▶ PROBLEM TO WORK ON:
Copy the records word for word, from their first line through the line that contains "switch-1-toggle[interactable] xyxy=(688,956,878,1032)".

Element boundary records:
______________________________
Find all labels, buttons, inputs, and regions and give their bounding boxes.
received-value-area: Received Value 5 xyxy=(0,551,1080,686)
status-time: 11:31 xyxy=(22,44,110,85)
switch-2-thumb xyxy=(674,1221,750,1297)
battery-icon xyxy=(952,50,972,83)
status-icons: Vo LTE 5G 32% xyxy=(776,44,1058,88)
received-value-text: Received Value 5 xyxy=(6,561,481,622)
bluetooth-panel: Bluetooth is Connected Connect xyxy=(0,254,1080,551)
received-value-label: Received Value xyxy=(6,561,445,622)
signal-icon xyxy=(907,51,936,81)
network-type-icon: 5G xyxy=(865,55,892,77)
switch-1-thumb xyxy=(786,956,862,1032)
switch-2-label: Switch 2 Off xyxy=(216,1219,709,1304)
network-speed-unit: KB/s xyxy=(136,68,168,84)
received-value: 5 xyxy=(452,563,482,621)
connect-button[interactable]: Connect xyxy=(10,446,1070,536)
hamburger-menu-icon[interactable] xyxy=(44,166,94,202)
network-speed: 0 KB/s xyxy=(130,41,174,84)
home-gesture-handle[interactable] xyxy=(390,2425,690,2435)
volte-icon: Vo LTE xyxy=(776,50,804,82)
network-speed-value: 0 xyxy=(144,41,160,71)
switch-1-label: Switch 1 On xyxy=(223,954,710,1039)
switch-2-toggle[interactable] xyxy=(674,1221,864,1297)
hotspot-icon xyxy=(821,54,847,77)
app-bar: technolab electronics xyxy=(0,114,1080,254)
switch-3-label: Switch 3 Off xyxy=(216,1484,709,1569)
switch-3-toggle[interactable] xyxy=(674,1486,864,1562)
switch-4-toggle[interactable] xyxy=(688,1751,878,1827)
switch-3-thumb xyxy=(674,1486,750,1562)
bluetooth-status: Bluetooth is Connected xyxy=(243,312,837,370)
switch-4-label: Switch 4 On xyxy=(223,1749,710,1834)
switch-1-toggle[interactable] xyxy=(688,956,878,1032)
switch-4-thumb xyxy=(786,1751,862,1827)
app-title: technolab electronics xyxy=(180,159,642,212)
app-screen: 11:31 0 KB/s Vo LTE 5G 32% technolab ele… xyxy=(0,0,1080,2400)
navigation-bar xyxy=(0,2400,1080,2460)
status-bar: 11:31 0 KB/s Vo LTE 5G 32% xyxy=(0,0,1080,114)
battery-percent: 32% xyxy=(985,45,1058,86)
______________________________
▶ PROBLEM SOLUTION:
Find all labels, buttons, inputs, and regions and give their bounding boxes.
received-value-area: Received Value 5 xyxy=(0,551,1080,686)
status-time: 11:31 xyxy=(22,44,110,85)
switch-2-thumb xyxy=(674,1221,750,1297)
battery-icon xyxy=(952,50,972,83)
status-icons: Vo LTE 5G 32% xyxy=(776,44,1058,88)
received-value-text: Received Value 5 xyxy=(6,561,481,622)
bluetooth-panel: Bluetooth is Connected Connect xyxy=(0,254,1080,551)
received-value-label: Received Value xyxy=(6,561,445,622)
signal-icon xyxy=(907,51,936,81)
network-type-icon: 5G xyxy=(865,55,892,77)
switch-1-thumb xyxy=(786,956,862,1032)
switch-2-label: Switch 2 Off xyxy=(216,1219,709,1304)
network-speed-unit: KB/s xyxy=(136,68,168,84)
received-value: 5 xyxy=(452,563,482,621)
connect-button[interactable]: Connect xyxy=(10,446,1070,536)
hamburger-menu-icon[interactable] xyxy=(44,166,94,202)
network-speed: 0 KB/s xyxy=(130,41,174,84)
home-gesture-handle[interactable] xyxy=(390,2425,690,2435)
volte-icon: Vo LTE xyxy=(776,50,804,82)
network-speed-value: 0 xyxy=(144,41,160,71)
switch-1-label: Switch 1 On xyxy=(223,954,710,1039)
switch-2-toggle[interactable] xyxy=(674,1221,864,1297)
hotspot-icon xyxy=(821,54,847,77)
app-bar: technolab electronics xyxy=(0,114,1080,254)
switch-3-label: Switch 3 Off xyxy=(216,1484,709,1569)
switch-3-toggle[interactable] xyxy=(674,1486,864,1562)
switch-4-toggle[interactable] xyxy=(688,1751,878,1827)
switch-3-thumb xyxy=(674,1486,750,1562)
bluetooth-status: Bluetooth is Connected xyxy=(243,312,837,370)
switch-4-label: Switch 4 On xyxy=(223,1749,710,1834)
switch-1-toggle[interactable] xyxy=(688,956,878,1032)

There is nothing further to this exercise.